Exercise directions: In the copy, include no pictures. Reproduce the rest of the entries exactly.
• • • • •
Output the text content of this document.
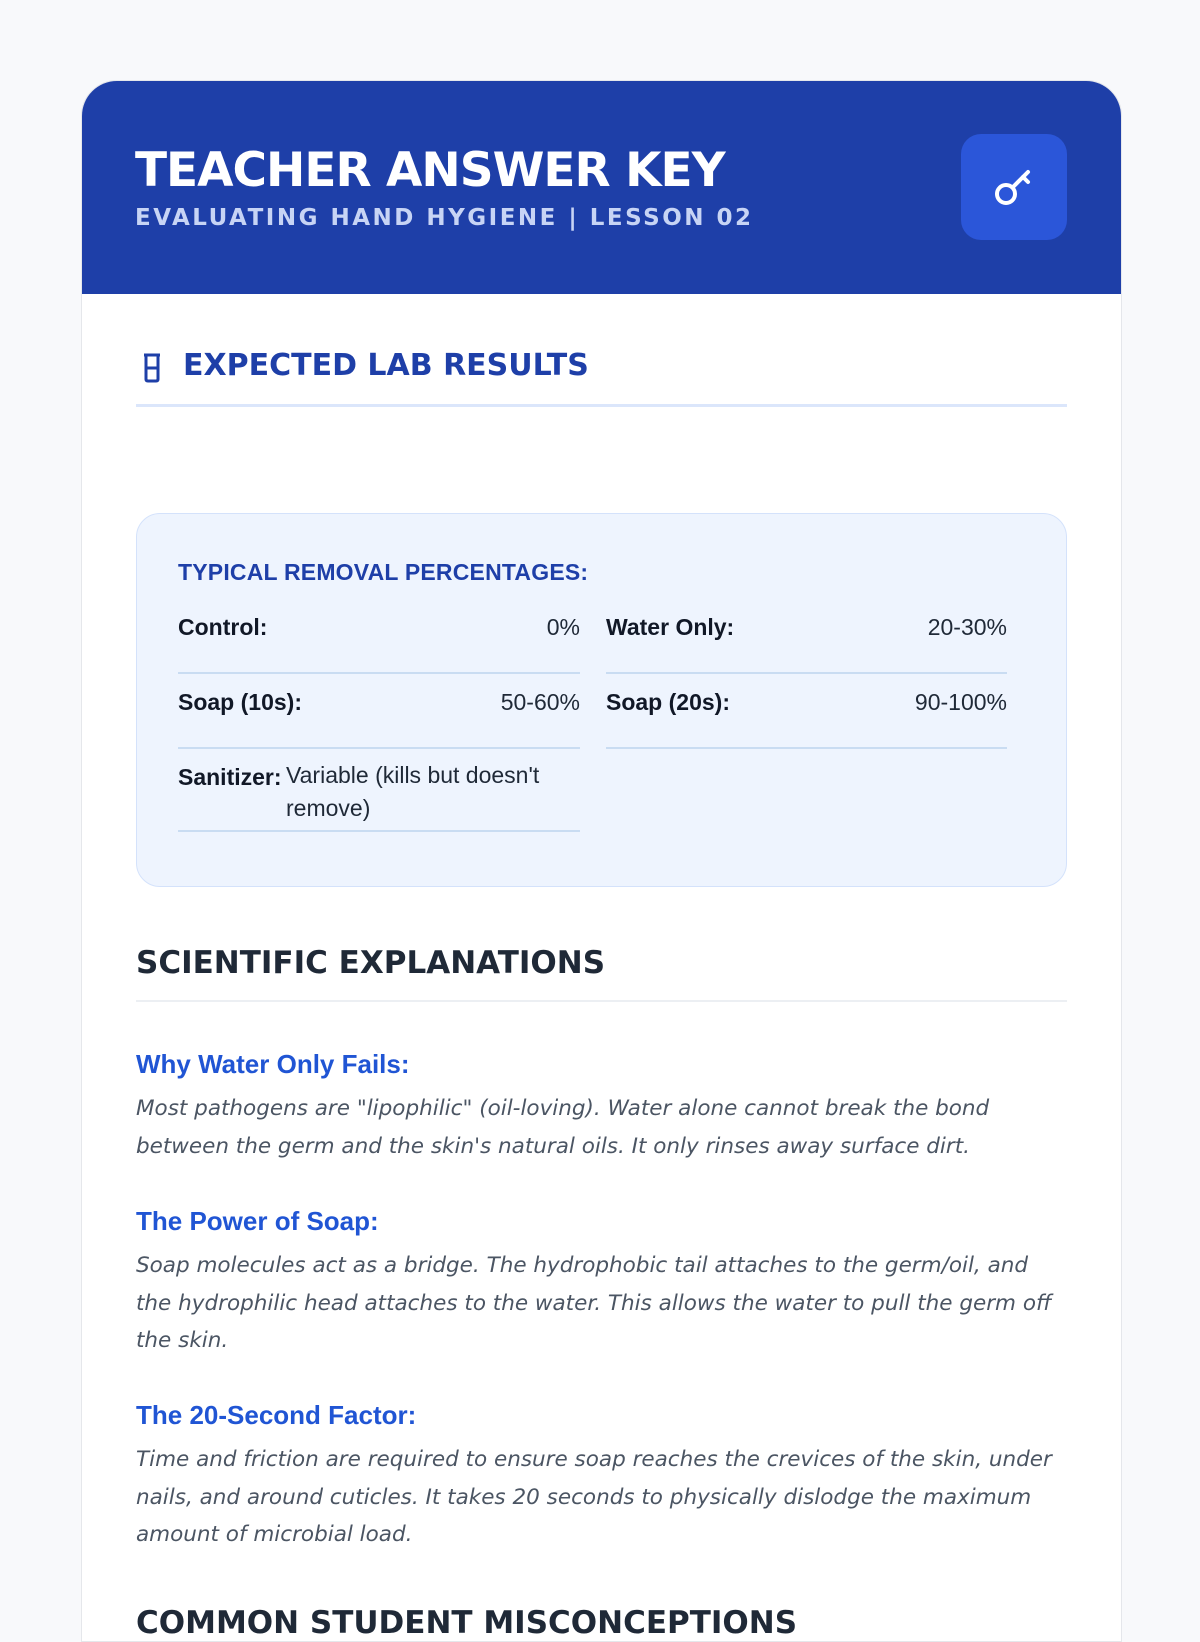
TEACHER ANSWER KEY
EVALUATING HAND HYGIENE | LESSON 02
EXPECTED LAB RESULTS
TYPICAL REMOVAL PERCENTAGES:
Control:	0% Water Only:	20-30%
Soap (10s):	50-60% Soap (20s):	90-100%
Sanitizer: Variable (kills but doesn't remove)
SCIENTIFIC EXPLANATIONS
Why Water Only Fails:
Most pathogens are "lipophilic" (oil-loving). Water alone cannot break the bond between the germ and the skin's natural oils. It only rinses away surface dirt.
The Power of Soap:
Soap molecules act as a bridge. The hydrophobic tail attaches to the germ/oil, and the hydrophilic head attaches to the water. This allows the water to pull the germ off the skin.
The 20-Second Factor:
Time and friction are required to ensure soap reaches the crevices of the skin, under nails, and around cuticles. It takes 20 seconds to physically dislodge the maximum amount of microbial load.
COMMON STUDENT MISCONCEPTIONS
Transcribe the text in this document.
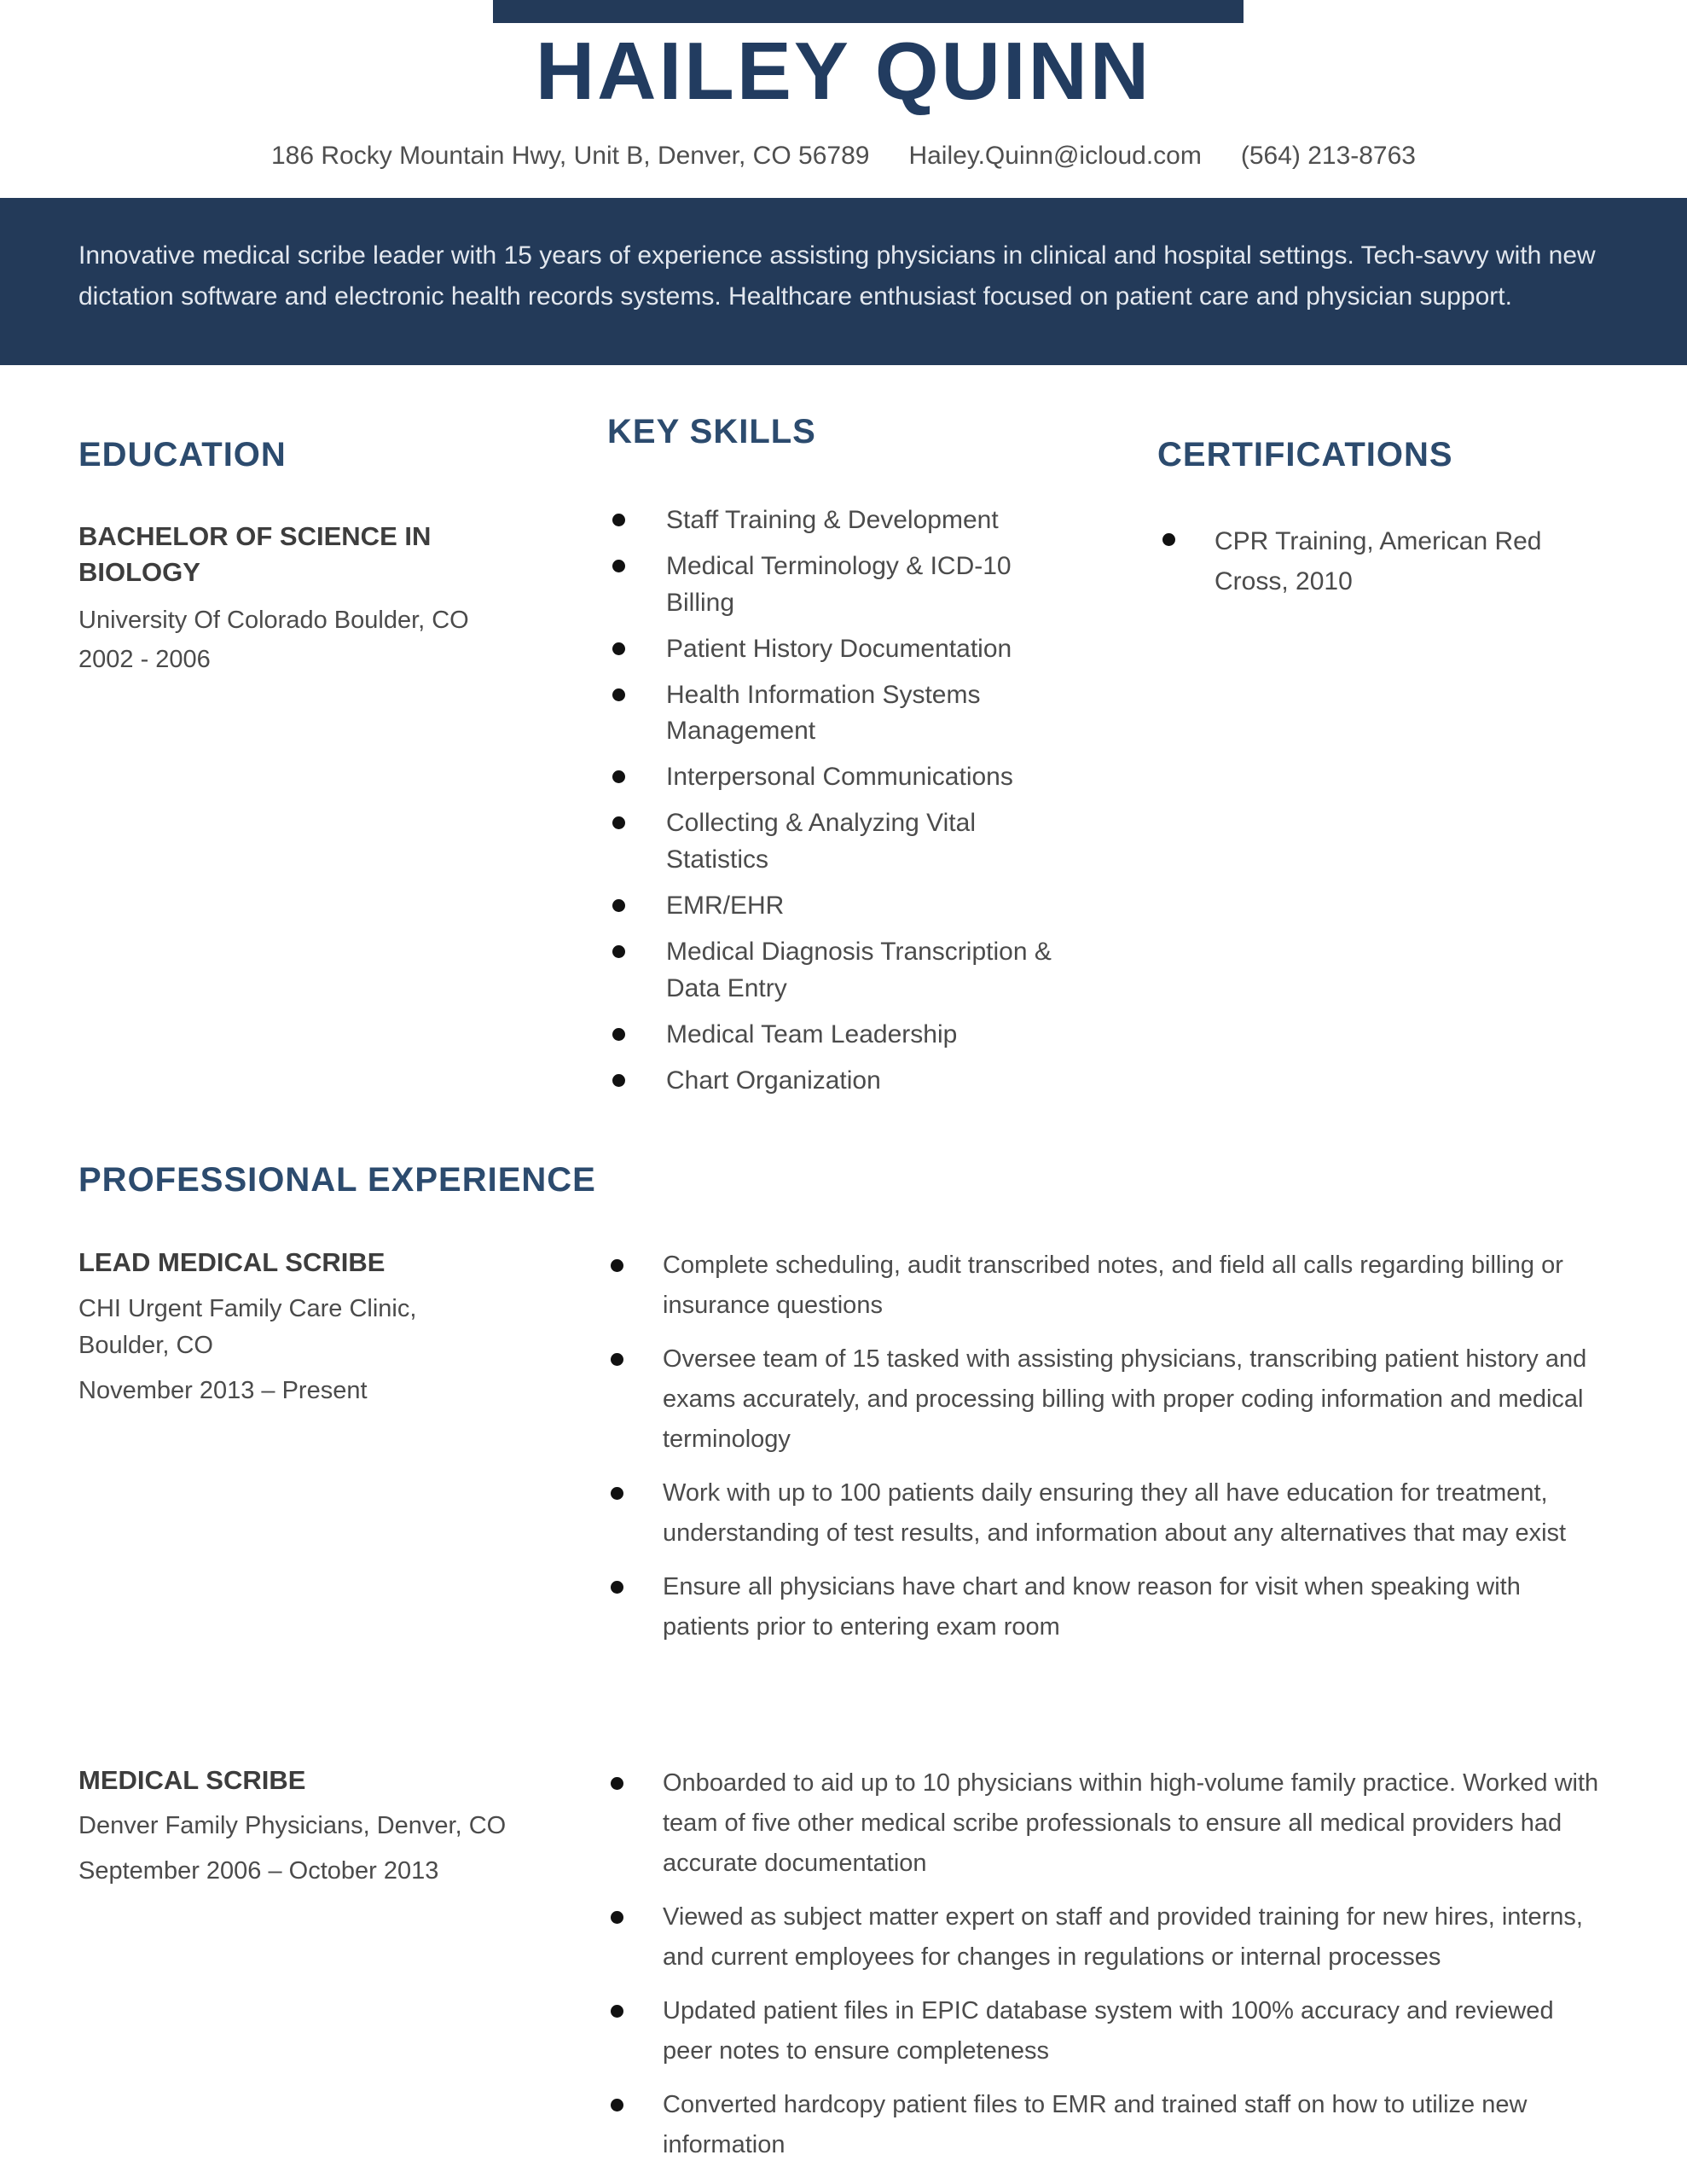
HAILEY QUINN
186 Rocky Mountain Hwy, Unit B, Denver, CO 56789 Hailey.Quinn@icloud.com (564) 213-8763

Innovative medical scribe leader with 15 years of experience assisting physicians in clinical and hospital settings. Tech-savvy with new dictation software and electronic health records systems. Healthcare enthusiast focused on patient care and physician support.

EDUCATION
BACHELOR OF SCIENCE IN
BIOLOGY
University Of Colorado Boulder, CO
2002 - 2006
KEY SKILLS
Staff Training & Development
Medical Terminology & ICD-10 Billing
Patient History Documentation
Health Information Systems Management
Interpersonal Communications
Collecting & Analyzing Vital Statistics
EMR/EHR
Medical Diagnosis Transcription & Data Entry
Medical Team Leadership
Chart Organization
CERTIFICATIONS
CPR Training, American Red Cross, 2010
PROFESSIONAL EXPERIENCE
LEAD MEDICAL SCRIBE
CHI Urgent Family Care Clinic,
Boulder, CO
November 2013 – Present
Complete scheduling, audit transcribed notes, and field all calls regarding billing or insurance questions
Oversee team of 15 tasked with assisting physicians, transcribing patient history and exams accurately, and processing billing with proper coding information and medical terminology
Work with up to 100 patients daily ensuring they all have education for treatment, understanding of test results, and information about any alternatives that may exist
Ensure all physicians have chart and know reason for visit when speaking with patients prior to entering exam room
MEDICAL SCRIBE
Denver Family Physicians, Denver, CO
September 2006 – October 2013
Onboarded to aid up to 10 physicians within high-volume family practice. Worked with team of five other medical scribe professionals to ensure all medical providers had accurate documentation
Viewed as subject matter expert on staff and provided training for new hires, interns, and current employees for changes in regulations or internal processes
Updated patient files in EPIC database system with 100% accuracy and reviewed peer notes to ensure completeness
Converted hardcopy patient files to EMR and trained staff on how to utilize new information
• • • • •
Result of the exercise:
Output the text content of this document.
TEACHER ANSWER KEY
EVALUATING HAND HYGIENE | LESSON 02
EXPECTED LAB RESULTS
TYPICAL REMOVAL PERCENTAGES:
Control:	0% Water Only:	20-30%
Soap (10s):	50-60% Soap (20s):	90-100%
Sanitizer: Variable (kills but doesn't remove)
SCIENTIFIC EXPLANATIONS
Why Water Only Fails:
Most pathogens are "lipophilic" (oil-loving). Water alone cannot break the bond between the germ and the skin's natural oils. It only rinses away surface dirt.
The Power of Soap:
Soap molecules act as a bridge. The hydrophobic tail attaches to the germ/oil, and the hydrophilic head attaches to the water. This allows the water to pull the germ off the skin.
The 20-Second Factor:
Time and friction are required to ensure soap reaches the crevices of the skin, under nails, and around cuticles. It takes 20 seconds to physically dislodge the maximum amount of microbial load.
COMMON STUDENT MISCONCEPTIONS
Transcribe the text in this document.
HAILEY QUINN
186 Rocky Mountain Hwy, Unit B, Denver, CO 56789 Hailey.Quinn@icloud.com (564) 213-8763

Innovative medical scribe leader with 15 years of experience assisting physicians in clinical and hospital settings. Tech-savvy with new dictation software and electronic health records systems. Healthcare enthusiast focused on patient care and physician support.

EDUCATION
BACHELOR OF SCIENCE IN
BIOLOGY
University Of Colorado Boulder, CO
2002 - 2006
KEY SKILLS
Staff Training & Development
Medical Terminology & ICD-10 Billing
Patient History Documentation
Health Information Systems Management
Interpersonal Communications
Collecting & Analyzing Vital Statistics
EMR/EHR
Medical Diagnosis Transcription & Data Entry
Medical Team Leadership
Chart Organization
CERTIFICATIONS
CPR Training, American Red Cross, 2010
PROFESSIONAL EXPERIENCE
LEAD MEDICAL SCRIBE
CHI Urgent Family Care Clinic,
Boulder, CO
November 2013 – Present
Complete scheduling, audit transcribed notes, and field all calls regarding billing or insurance questions
Oversee team of 15 tasked with assisting physicians, transcribing patient history and exams accurately, and processing billing with proper coding information and medical terminology
Work with up to 100 patients daily ensuring they all have education for treatment, understanding of test results, and information about any alternatives that may exist
Ensure all physicians have chart and know reason for visit when speaking with patients prior to entering exam room
MEDICAL SCRIBE
Denver Family Physicians, Denver, CO
September 2006 – October 2013
Onboarded to aid up to 10 physicians within high-volume family practice. Worked with team of five other medical scribe professionals to ensure all medical providers had accurate documentation
Viewed as subject matter expert on staff and provided training for new hires, interns, and current employees for changes in regulations or internal processes
Updated patient files in EPIC database system with 100% accuracy and reviewed peer notes to ensure completeness
Converted hardcopy patient files to EMR and trained staff on how to utilize new information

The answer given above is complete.